▶ Short exercise: Show every line below where "name" can be found.

▶ Records excerpted from a collection:
>> Begin
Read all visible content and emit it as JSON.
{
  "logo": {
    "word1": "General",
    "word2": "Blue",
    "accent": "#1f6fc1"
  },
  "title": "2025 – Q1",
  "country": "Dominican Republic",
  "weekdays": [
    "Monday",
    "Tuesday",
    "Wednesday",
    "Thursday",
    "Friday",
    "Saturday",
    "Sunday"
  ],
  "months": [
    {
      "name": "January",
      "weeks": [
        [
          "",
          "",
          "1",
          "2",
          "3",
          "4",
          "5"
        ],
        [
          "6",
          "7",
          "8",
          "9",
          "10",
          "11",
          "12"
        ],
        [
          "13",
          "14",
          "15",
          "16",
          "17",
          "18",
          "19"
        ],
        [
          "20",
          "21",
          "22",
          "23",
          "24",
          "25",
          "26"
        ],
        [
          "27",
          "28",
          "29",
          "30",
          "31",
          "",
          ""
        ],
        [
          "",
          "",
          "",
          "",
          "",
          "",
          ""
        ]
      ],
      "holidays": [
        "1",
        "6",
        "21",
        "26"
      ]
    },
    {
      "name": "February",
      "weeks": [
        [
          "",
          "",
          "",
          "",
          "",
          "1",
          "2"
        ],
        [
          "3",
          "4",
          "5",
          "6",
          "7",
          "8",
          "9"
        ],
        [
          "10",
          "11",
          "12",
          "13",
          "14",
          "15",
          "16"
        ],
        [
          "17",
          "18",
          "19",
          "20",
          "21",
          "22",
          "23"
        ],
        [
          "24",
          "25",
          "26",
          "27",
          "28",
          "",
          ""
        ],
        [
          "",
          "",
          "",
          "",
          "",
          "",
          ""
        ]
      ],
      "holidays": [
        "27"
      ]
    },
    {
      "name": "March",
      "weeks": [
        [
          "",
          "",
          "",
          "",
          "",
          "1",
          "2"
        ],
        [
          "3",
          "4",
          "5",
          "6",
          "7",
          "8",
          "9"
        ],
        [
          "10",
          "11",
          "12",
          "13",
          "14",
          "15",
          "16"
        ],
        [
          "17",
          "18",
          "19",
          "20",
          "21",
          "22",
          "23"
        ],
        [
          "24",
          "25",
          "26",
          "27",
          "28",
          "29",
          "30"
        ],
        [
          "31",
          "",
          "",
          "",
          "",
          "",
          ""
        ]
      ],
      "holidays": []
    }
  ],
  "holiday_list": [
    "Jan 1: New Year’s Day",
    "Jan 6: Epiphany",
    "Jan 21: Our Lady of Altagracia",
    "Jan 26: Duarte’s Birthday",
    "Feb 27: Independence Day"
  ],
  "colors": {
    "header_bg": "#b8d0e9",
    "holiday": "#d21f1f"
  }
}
>> End
▶ Task answer:
      "name": "January",
      "name": "February",
      "name": "March",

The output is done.